## Required task:
Look through the listing and locate every line containing the word "Forward"; copy those lines.

::::

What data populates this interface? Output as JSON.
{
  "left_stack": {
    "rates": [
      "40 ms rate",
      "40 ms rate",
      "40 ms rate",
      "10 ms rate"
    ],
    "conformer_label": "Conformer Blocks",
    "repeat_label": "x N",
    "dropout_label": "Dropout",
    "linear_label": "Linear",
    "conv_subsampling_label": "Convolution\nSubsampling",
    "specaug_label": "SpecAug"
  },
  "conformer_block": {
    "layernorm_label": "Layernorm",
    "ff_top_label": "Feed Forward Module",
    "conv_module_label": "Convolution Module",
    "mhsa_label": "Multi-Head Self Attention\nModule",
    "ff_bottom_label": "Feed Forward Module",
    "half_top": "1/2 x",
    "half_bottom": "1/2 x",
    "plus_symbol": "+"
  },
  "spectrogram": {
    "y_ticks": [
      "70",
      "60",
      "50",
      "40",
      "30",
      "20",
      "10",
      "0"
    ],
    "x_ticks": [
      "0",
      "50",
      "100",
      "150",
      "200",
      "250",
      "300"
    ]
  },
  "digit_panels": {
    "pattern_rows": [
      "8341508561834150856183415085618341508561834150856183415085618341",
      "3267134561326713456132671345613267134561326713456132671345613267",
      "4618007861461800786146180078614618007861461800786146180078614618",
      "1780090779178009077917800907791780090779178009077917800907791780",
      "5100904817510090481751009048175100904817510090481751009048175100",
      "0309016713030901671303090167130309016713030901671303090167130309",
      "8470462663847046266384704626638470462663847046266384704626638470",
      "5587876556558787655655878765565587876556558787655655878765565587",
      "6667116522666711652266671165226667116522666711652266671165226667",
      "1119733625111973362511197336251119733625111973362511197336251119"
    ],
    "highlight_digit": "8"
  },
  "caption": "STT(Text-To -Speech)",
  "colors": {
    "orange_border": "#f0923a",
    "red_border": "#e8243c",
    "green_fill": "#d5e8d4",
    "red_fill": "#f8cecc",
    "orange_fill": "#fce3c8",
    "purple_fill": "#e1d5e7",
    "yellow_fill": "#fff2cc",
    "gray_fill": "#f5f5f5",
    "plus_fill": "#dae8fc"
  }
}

::::

## Solution:
    "ff_top_label": "Feed Forward Module",
    "ff_bottom_label": "Feed Forward Module",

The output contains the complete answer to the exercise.